**Task prompt**
Select every line below containing the word "JSON".

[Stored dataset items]

============

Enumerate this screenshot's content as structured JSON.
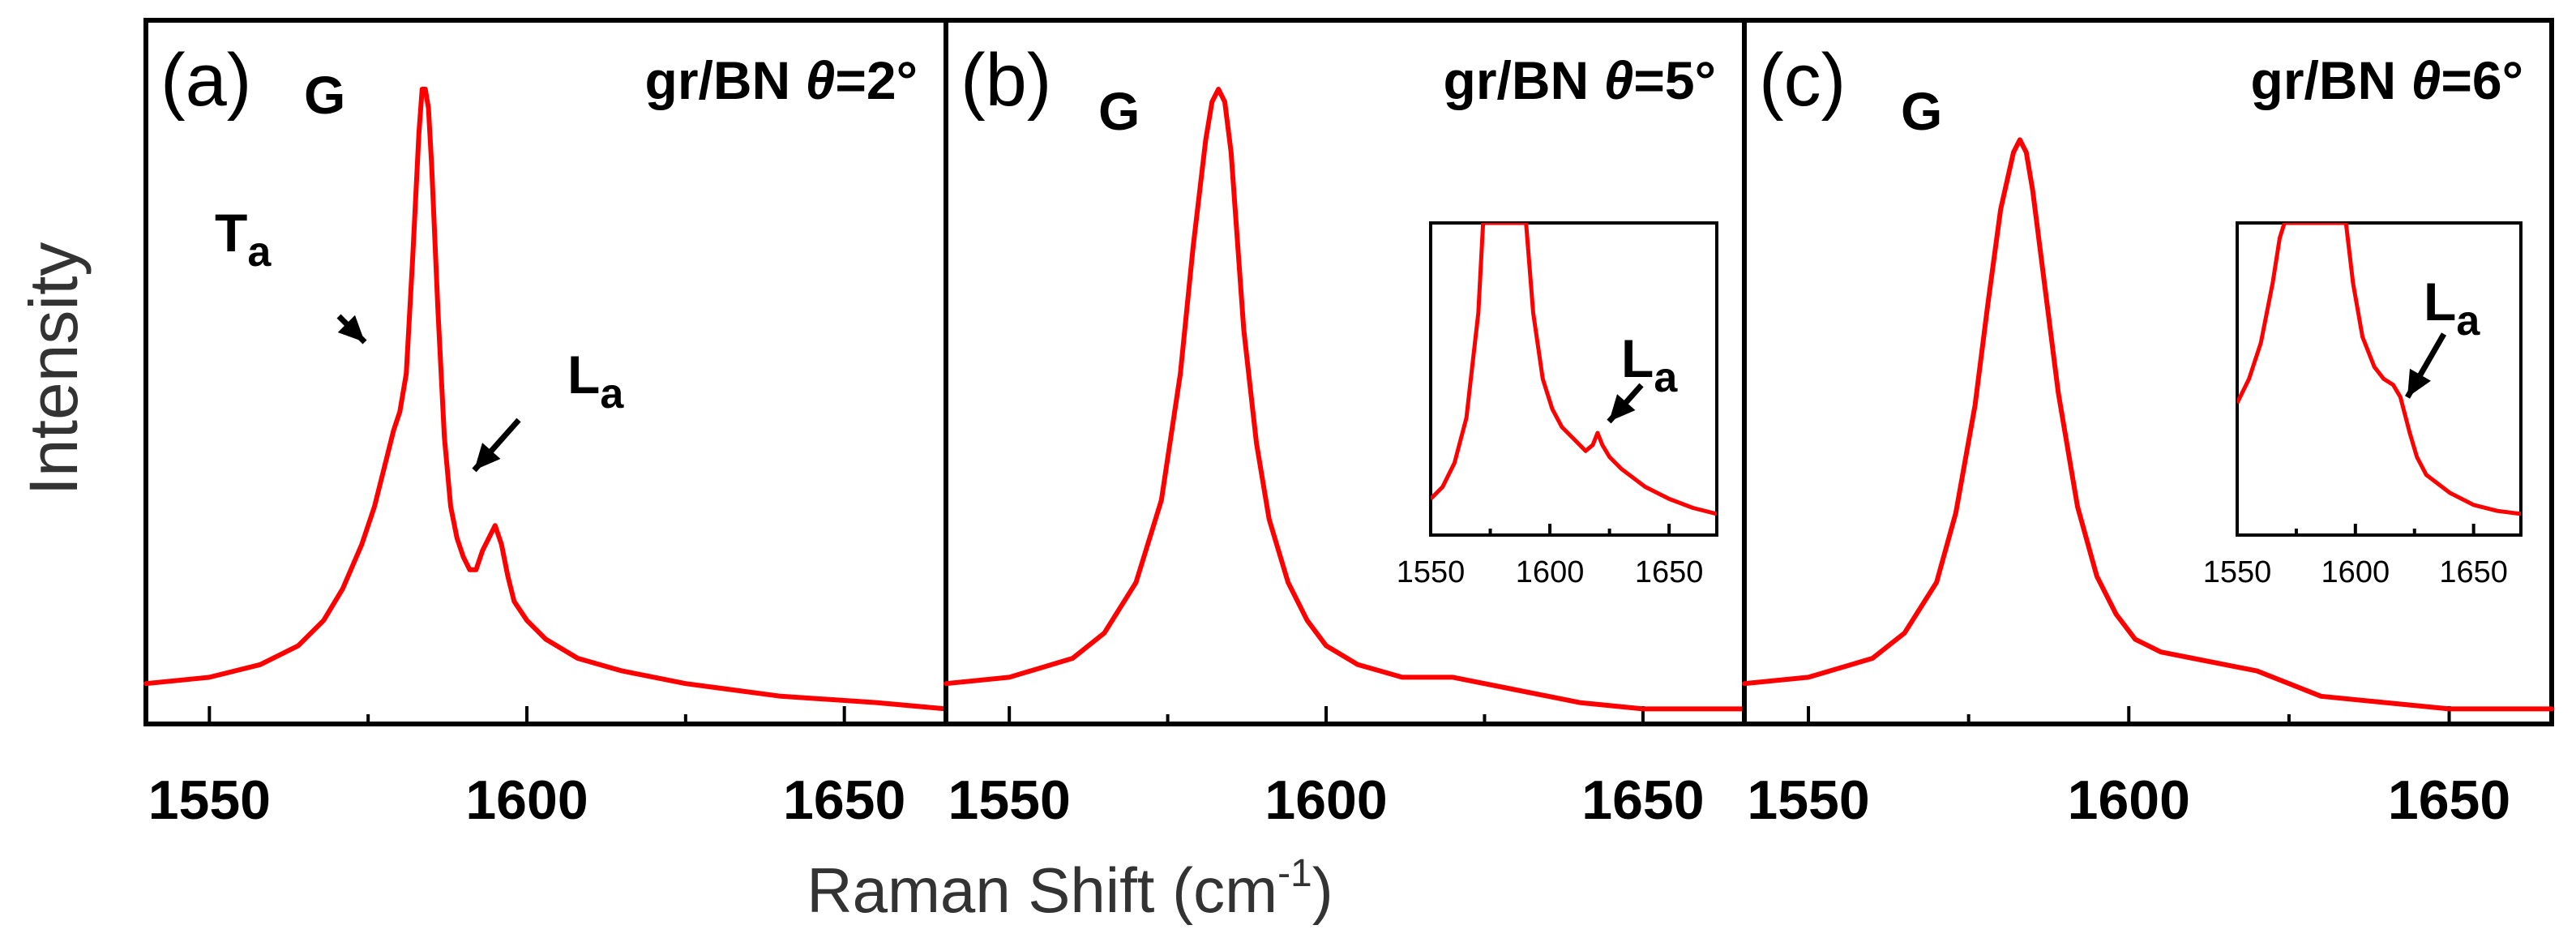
{
  "chart_data": [
    {
      "type": "line",
      "panel": "(a)",
      "peak_label": "G",
      "sample": "gr/BN",
      "angle_symbol": "θ",
      "angle_value": "=2°",
      "xlim": [
        1540,
        1666
      ],
      "xticks": [
        1550,
        1600,
        1650
      ],
      "xtick_labels": [
        "1550",
        "1600",
        "1650"
      ],
      "annotations": [
        {
          "main": "T",
          "sub": "a",
          "x": 1578,
          "y": 0.45
        },
        {
          "main": "L",
          "sub": "a",
          "x": 1595,
          "y": 0.27
        }
      ],
      "series": [
        {
          "name": "gr/BN 2°",
          "color": "#ff0000",
          "x": [
            1540,
            1550,
            1558,
            1564,
            1568,
            1571,
            1574,
            1576,
            1578,
            1579,
            1580,
            1581,
            1582,
            1583,
            1583.5,
            1584,
            1584.5,
            1585,
            1586,
            1587,
            1588,
            1589,
            1590,
            1591,
            1592,
            1593,
            1594,
            1595,
            1596,
            1597,
            1598,
            1600,
            1603,
            1608,
            1615,
            1625,
            1640,
            1655,
            1666
          ],
          "values": [
            0.06,
            0.07,
            0.09,
            0.12,
            0.16,
            0.21,
            0.28,
            0.34,
            0.42,
            0.46,
            0.49,
            0.55,
            0.73,
            0.93,
            1.0,
            1.0,
            0.97,
            0.88,
            0.65,
            0.45,
            0.34,
            0.29,
            0.26,
            0.24,
            0.24,
            0.27,
            0.29,
            0.31,
            0.28,
            0.23,
            0.19,
            0.16,
            0.13,
            0.1,
            0.08,
            0.06,
            0.04,
            0.03,
            0.02
          ]
        }
      ]
    },
    {
      "type": "line",
      "panel": "(b)",
      "peak_label": "G",
      "sample": "gr/BN",
      "angle_symbol": "θ",
      "angle_value": "=5°",
      "xlim": [
        1540,
        1666
      ],
      "xticks": [
        1550,
        1600,
        1650
      ],
      "xtick_labels": [
        "1550",
        "1600",
        "1650"
      ],
      "series": [
        {
          "name": "gr/BN 5°",
          "color": "#ff0000",
          "x": [
            1540,
            1550,
            1560,
            1565,
            1570,
            1574,
            1577,
            1579,
            1581,
            1582,
            1583,
            1584,
            1585,
            1586,
            1587,
            1589,
            1591,
            1594,
            1597,
            1600,
            1605,
            1612,
            1620,
            1630,
            1640,
            1650,
            1666
          ],
          "values": [
            0.06,
            0.07,
            0.1,
            0.14,
            0.22,
            0.35,
            0.55,
            0.75,
            0.92,
            0.98,
            1.0,
            0.98,
            0.9,
            0.76,
            0.62,
            0.44,
            0.32,
            0.22,
            0.16,
            0.12,
            0.09,
            0.07,
            0.07,
            0.05,
            0.03,
            0.02,
            0.02
          ]
        }
      ],
      "inset": {
        "xlim": [
          1550,
          1670
        ],
        "xticks": [
          1550,
          1600,
          1650
        ],
        "xtick_labels": [
          "1550",
          "1600",
          "1650"
        ],
        "annotation": {
          "main": "L",
          "sub": "a",
          "x": 1620
        },
        "x": [
          1550,
          1555,
          1560,
          1565,
          1570,
          1572,
          1590,
          1593,
          1597,
          1601,
          1605,
          1610,
          1615,
          1618,
          1620,
          1622,
          1625,
          1630,
          1640,
          1650,
          1660,
          1670
        ],
        "values": [
          0.08,
          0.12,
          0.2,
          0.35,
          0.7,
          1.0,
          1.0,
          0.7,
          0.48,
          0.38,
          0.32,
          0.28,
          0.24,
          0.26,
          0.3,
          0.26,
          0.22,
          0.18,
          0.12,
          0.08,
          0.05,
          0.03
        ]
      }
    },
    {
      "type": "line",
      "panel": "(c)",
      "peak_label": "G",
      "sample": "gr/BN",
      "angle_symbol": "θ",
      "angle_value": "=6°",
      "xlim": [
        1540,
        1666
      ],
      "xticks": [
        1550,
        1600,
        1650
      ],
      "xtick_labels": [
        "1550",
        "1600",
        "1650"
      ],
      "series": [
        {
          "name": "gr/BN 6°",
          "color": "#ff0000",
          "x": [
            1540,
            1550,
            1560,
            1565,
            1570,
            1573,
            1576,
            1578,
            1580,
            1582,
            1583,
            1584,
            1585,
            1587,
            1589,
            1592,
            1595,
            1598,
            1601,
            1605,
            1610,
            1615,
            1620,
            1625,
            1630,
            1640,
            1650,
            1666
          ],
          "values": [
            0.06,
            0.07,
            0.1,
            0.14,
            0.22,
            0.33,
            0.5,
            0.66,
            0.81,
            0.9,
            0.92,
            0.9,
            0.84,
            0.68,
            0.52,
            0.34,
            0.23,
            0.17,
            0.13,
            0.11,
            0.1,
            0.09,
            0.08,
            0.06,
            0.04,
            0.03,
            0.02,
            0.02
          ]
        }
      ],
      "inset": {
        "xlim": [
          1550,
          1670
        ],
        "xticks": [
          1550,
          1600,
          1650
        ],
        "xtick_labels": [
          "1550",
          "1600",
          "1650"
        ],
        "annotation": {
          "main": "L",
          "sub": "a",
          "x": 1618
        },
        "x": [
          1550,
          1555,
          1560,
          1565,
          1568,
          1570,
          1596,
          1599,
          1603,
          1608,
          1612,
          1616,
          1619,
          1621,
          1623,
          1626,
          1630,
          1640,
          1650,
          1660,
          1670
        ],
        "values": [
          0.4,
          0.48,
          0.6,
          0.8,
          0.95,
          1.0,
          1.0,
          0.8,
          0.62,
          0.52,
          0.48,
          0.46,
          0.42,
          0.36,
          0.3,
          0.22,
          0.16,
          0.1,
          0.06,
          0.04,
          0.03
        ]
      }
    }
  ],
  "axes": {
    "ylabel": "Intensity",
    "xlabel": "Raman Shift (cm",
    "xlabel_sup": "-1",
    "xlabel_end": ")"
  }
}
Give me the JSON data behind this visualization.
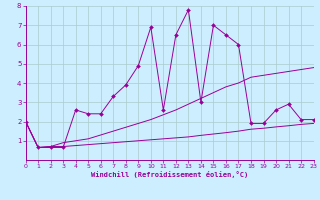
{
  "title": "",
  "xlabel": "Windchill (Refroidissement éolien,°C)",
  "bg_color": "#cceeff",
  "line_color": "#990099",
  "grid_color": "#aacccc",
  "xlim": [
    0,
    23
  ],
  "ylim": [
    0,
    8
  ],
  "xticks": [
    0,
    1,
    2,
    3,
    4,
    5,
    6,
    7,
    8,
    9,
    10,
    11,
    12,
    13,
    14,
    15,
    16,
    17,
    18,
    19,
    20,
    21,
    22,
    23
  ],
  "yticks": [
    1,
    2,
    3,
    4,
    5,
    6,
    7,
    8
  ],
  "series1_x": [
    0,
    1,
    2,
    3,
    4,
    5,
    6,
    7,
    8,
    9,
    10,
    11,
    12,
    13,
    14,
    15,
    16,
    17,
    18,
    19,
    20,
    21,
    22,
    23
  ],
  "series1_y": [
    2.0,
    0.65,
    0.65,
    0.65,
    2.6,
    2.4,
    2.4,
    3.3,
    3.9,
    4.9,
    6.9,
    2.6,
    6.5,
    7.8,
    3.0,
    7.0,
    6.5,
    6.0,
    1.9,
    1.9,
    2.6,
    2.9,
    2.1,
    2.1
  ],
  "series2_x": [
    0,
    1,
    2,
    3,
    4,
    5,
    6,
    7,
    8,
    9,
    10,
    11,
    12,
    13,
    14,
    15,
    16,
    17,
    18,
    19,
    20,
    21,
    22,
    23
  ],
  "series2_y": [
    2.0,
    0.65,
    0.7,
    0.7,
    0.75,
    0.8,
    0.85,
    0.9,
    0.95,
    1.0,
    1.05,
    1.1,
    1.15,
    1.2,
    1.28,
    1.35,
    1.42,
    1.5,
    1.6,
    1.65,
    1.72,
    1.78,
    1.85,
    1.9
  ],
  "series3_x": [
    0,
    1,
    2,
    3,
    4,
    5,
    6,
    7,
    8,
    9,
    10,
    11,
    12,
    13,
    14,
    15,
    16,
    17,
    18,
    19,
    20,
    21,
    22,
    23
  ],
  "series3_y": [
    2.0,
    0.65,
    0.7,
    0.9,
    1.0,
    1.1,
    1.3,
    1.5,
    1.7,
    1.9,
    2.1,
    2.35,
    2.6,
    2.9,
    3.2,
    3.5,
    3.8,
    4.0,
    4.3,
    4.4,
    4.5,
    4.6,
    4.7,
    4.8
  ]
}
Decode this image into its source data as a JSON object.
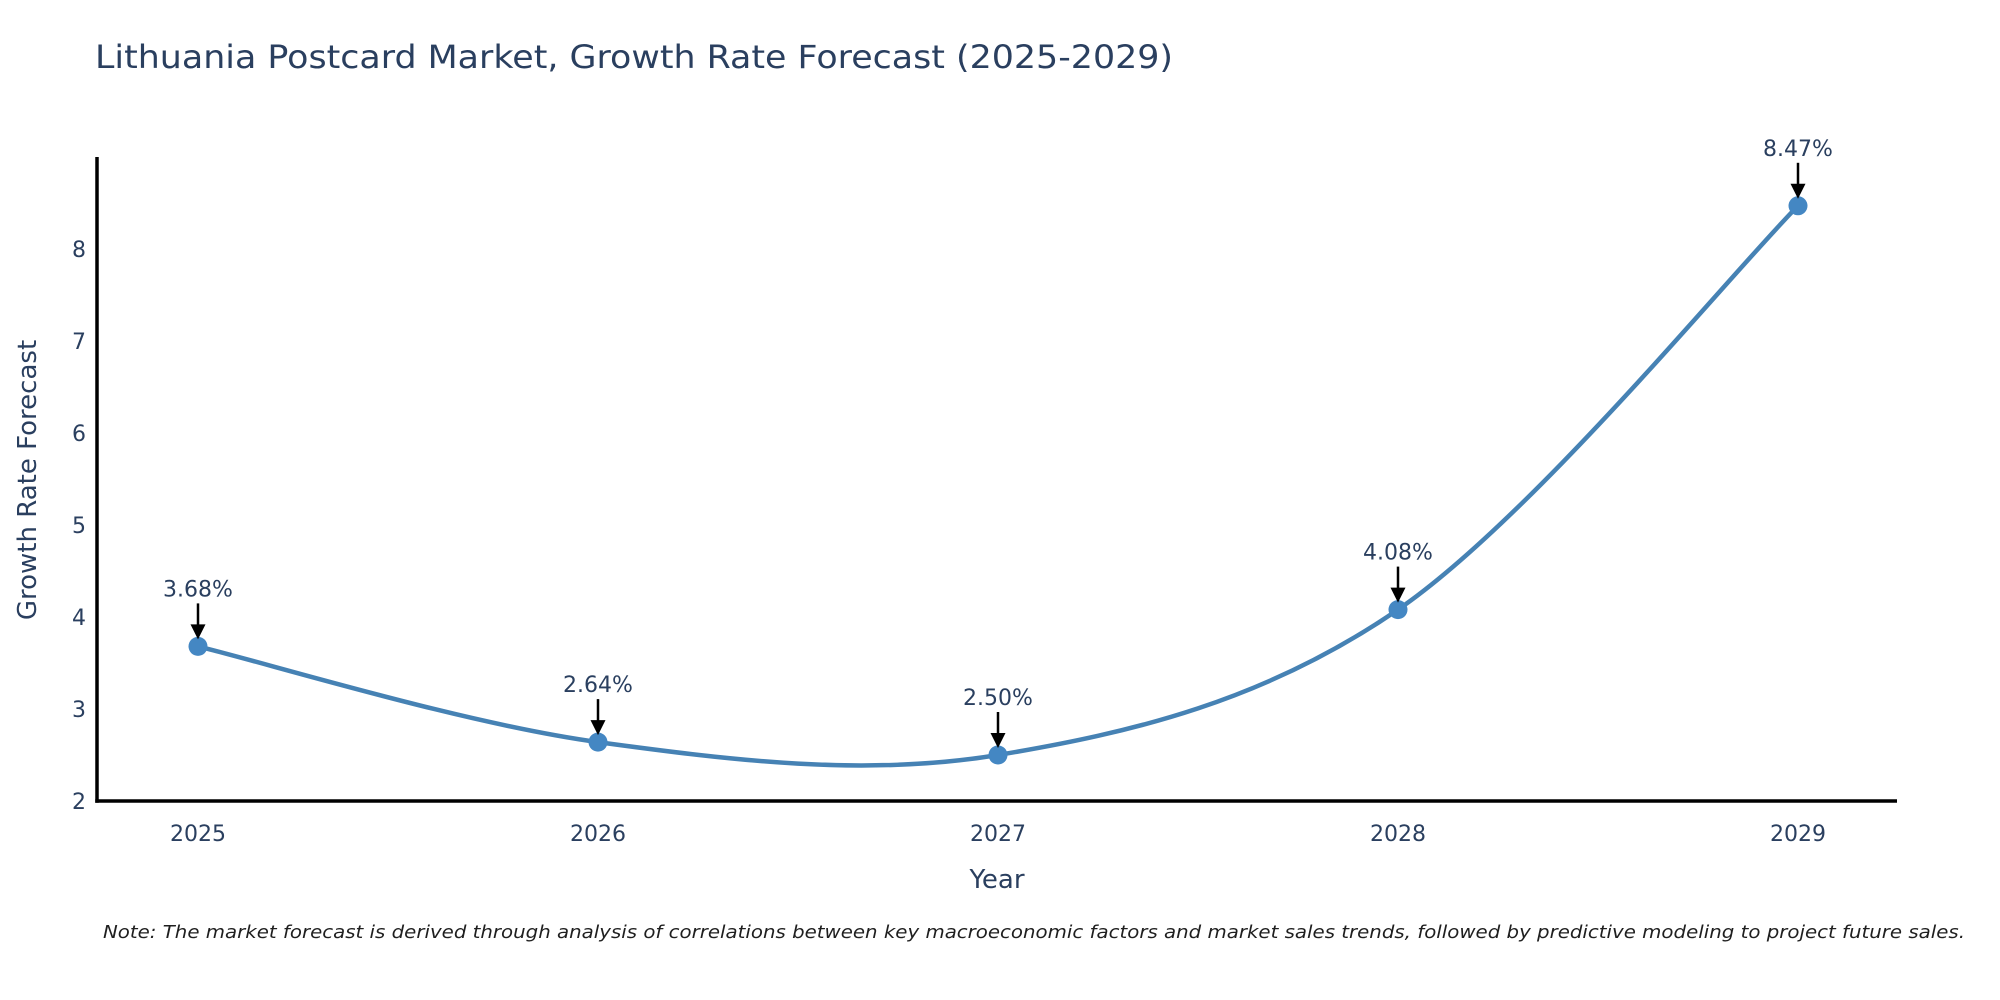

============

**Final result**
Enumerate this screenshot's content as structured JSON.
Give me the JSON data behind this visualization.
Decode this image into its source data as a JSON object.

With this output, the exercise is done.